• OBJECTIVE: Reproduce the listing below in its entirety. Change nothing.

• ENTRIES:

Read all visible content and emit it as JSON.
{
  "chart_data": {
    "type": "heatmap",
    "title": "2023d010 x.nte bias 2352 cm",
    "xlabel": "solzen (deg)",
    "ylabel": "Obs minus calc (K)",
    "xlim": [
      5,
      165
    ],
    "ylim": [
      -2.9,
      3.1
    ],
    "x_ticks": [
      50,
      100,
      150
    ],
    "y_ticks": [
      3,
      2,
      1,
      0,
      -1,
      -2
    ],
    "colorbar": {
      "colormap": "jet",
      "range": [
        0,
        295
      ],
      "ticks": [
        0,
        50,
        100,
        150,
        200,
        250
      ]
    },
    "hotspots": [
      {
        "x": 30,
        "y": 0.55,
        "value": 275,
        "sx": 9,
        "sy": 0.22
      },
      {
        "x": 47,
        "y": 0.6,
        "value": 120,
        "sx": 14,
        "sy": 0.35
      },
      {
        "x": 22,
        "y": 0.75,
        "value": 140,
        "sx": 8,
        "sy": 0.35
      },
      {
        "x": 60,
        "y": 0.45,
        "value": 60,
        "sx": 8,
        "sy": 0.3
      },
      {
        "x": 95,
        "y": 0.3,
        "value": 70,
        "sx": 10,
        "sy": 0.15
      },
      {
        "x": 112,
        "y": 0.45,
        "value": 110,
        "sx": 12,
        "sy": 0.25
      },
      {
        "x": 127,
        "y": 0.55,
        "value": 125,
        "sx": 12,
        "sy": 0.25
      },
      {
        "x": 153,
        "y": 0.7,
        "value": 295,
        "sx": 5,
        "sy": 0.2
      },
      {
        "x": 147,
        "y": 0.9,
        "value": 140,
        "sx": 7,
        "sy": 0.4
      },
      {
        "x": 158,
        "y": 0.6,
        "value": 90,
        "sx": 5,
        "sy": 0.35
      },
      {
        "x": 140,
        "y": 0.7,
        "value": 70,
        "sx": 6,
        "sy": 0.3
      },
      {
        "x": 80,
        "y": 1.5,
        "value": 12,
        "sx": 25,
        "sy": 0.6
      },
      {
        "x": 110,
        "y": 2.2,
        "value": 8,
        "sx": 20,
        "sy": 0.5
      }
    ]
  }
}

• THE REPLY:
Read all visible content and emit it as JSON.
{
  "chart_data": {
    "type": "heatmap",
    "title": "2023d010 x.nte bias 2352 cm",
    "xlabel": "solzen (deg)",
    "ylabel": "Obs minus calc (K)",
    "xlim": [
      5,
      165
    ],
    "ylim": [
      -2.9,
      3.1
    ],
    "x_ticks": [
      50,
      100,
      150
    ],
    "y_ticks": [
      3,
      2,
      1,
      0,
      -1,
      -2
    ],
    "colorbar": {
      "colormap": "jet",
      "range": [
        0,
        295
      ],
      "ticks": [
        0,
        50,
        100,
        150,
        200,
        250
      ]
    },
    "hotspots": [
      {
        "x": 30,
        "y": 0.55,
        "value": 275,
        "sx": 9,
        "sy": 0.22
      },
      {
        "x": 47,
        "y": 0.6,
        "value": 120,
        "sx": 14,
        "sy": 0.35
      },
      {
        "x": 22,
        "y": 0.75,
        "value": 140,
        "sx": 8,
        "sy": 0.35
      },
      {
        "x": 60,
        "y": 0.45,
        "value": 60,
        "sx": 8,
        "sy": 0.3
      },
      {
        "x": 95,
        "y": 0.3,
        "value": 70,
        "sx": 10,
        "sy": 0.15
      },
      {
        "x": 112,
        "y": 0.45,
        "value": 110,
        "sx": 12,
        "sy": 0.25
      },
      {
        "x": 127,
        "y": 0.55,
        "value": 125,
        "sx": 12,
        "sy": 0.25
      },
      {
        "x": 153,
        "y": 0.7,
        "value": 295,
        "sx": 5,
        "sy": 0.2
      },
      {
        "x": 147,
        "y": 0.9,
        "value": 140,
        "sx": 7,
        "sy": 0.4
      },
      {
        "x": 158,
        "y": 0.6,
        "value": 90,
        "sx": 5,
        "sy": 0.35
      },
      {
        "x": 140,
        "y": 0.7,
        "value": 70,
        "sx": 6,
        "sy": 0.3
      },
      {
        "x": 80,
        "y": 1.5,
        "value": 12,
        "sx": 25,
        "sy": 0.6
      },
      {
        "x": 110,
        "y": 2.2,
        "value": 8,
        "sx": 20,
        "sy": 0.5
      }
    ]
  }
}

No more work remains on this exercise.